**TASK DETAILS:** Repeat the listing in full, word for word.

.....

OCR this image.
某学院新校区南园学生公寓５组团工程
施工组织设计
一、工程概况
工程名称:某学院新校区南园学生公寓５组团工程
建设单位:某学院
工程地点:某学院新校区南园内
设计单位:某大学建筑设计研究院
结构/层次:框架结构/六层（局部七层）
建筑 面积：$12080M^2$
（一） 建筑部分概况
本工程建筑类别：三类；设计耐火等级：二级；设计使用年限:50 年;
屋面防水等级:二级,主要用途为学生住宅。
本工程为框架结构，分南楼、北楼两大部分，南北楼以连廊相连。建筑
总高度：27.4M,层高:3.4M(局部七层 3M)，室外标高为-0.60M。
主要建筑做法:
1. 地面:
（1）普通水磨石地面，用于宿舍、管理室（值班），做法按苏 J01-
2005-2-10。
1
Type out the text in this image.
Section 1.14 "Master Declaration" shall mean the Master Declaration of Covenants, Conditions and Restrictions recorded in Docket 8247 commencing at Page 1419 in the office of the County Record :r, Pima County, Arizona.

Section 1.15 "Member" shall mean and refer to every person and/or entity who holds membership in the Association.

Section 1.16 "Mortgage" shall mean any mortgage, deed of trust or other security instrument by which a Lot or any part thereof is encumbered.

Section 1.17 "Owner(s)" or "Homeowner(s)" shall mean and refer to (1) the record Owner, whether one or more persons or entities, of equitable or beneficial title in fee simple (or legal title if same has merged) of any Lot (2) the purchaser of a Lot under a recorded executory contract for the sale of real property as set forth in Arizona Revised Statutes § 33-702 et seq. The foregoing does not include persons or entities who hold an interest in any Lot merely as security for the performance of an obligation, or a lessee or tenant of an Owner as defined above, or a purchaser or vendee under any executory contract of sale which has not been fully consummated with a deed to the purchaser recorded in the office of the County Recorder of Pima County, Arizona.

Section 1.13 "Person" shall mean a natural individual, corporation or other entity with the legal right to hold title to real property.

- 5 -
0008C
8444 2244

.....

**SOLUTION TO THE PROBLEM:**
OCR this image.
某学院新校区南园学生公寓５组团工程
施工组织设计
一、工程概况
工程名称:某学院新校区南园学生公寓５组团工程
建设单位:某学院
工程地点:某学院新校区南园内
设计单位:某大学建筑设计研究院
结构/层次:框架结构/六层（局部七层）
建筑 面积：$12080M^2$
（一） 建筑部分概况
本工程建筑类别：三类；设计耐火等级：二级；设计使用年限:50 年;
屋面防水等级:二级,主要用途为学生住宅。
本工程为框架结构，分南楼、北楼两大部分，南北楼以连廊相连。建筑
总高度：27.4M,层高:3.4M(局部七层 3M)，室外标高为-0.60M。
主要建筑做法:
1. 地面:
（1）普通水磨石地面，用于宿舍、管理室（值班），做法按苏 J01-
2005-2-10。
1
Type out the text in this image.
Section 1.14 "Master Declaration" shall mean the Master Declaration of Covenants, Conditions and Restrictions recorded in Docket 8247 commencing at Page 1419 in the office of the County Record :r, Pima County, Arizona.

Section 1.15 "Member" shall mean and refer to every person and/or entity who holds membership in the Association.

Section 1.16 "Mortgage" shall mean any mortgage, deed of trust or other security instrument by which a Lot or any part thereof is encumbered.

Section 1.17 "Owner(s)" or "Homeowner(s)" shall mean and refer to (1) the record Owner, whether one or more persons or entities, of equitable or beneficial title in fee simple (or legal title if same has merged) of any Lot (2) the purchaser of a Lot under a recorded executory contract for the sale of real property as set forth in Arizona Revised Statutes § 33-702 et seq. The foregoing does not include persons or entities who hold an interest in any Lot merely as security for the performance of an obligation, or a lessee or tenant of an Owner as defined above, or a purchaser or vendee under any executory contract of sale which has not been fully consummated with a deed to the purchaser recorded in the office of the County Recorder of Pima County, Arizona.

Section 1.13 "Person" shall mean a natural individual, corporation or other entity with the legal right to hold title to real property.

- 5 -
0008C
8444 2244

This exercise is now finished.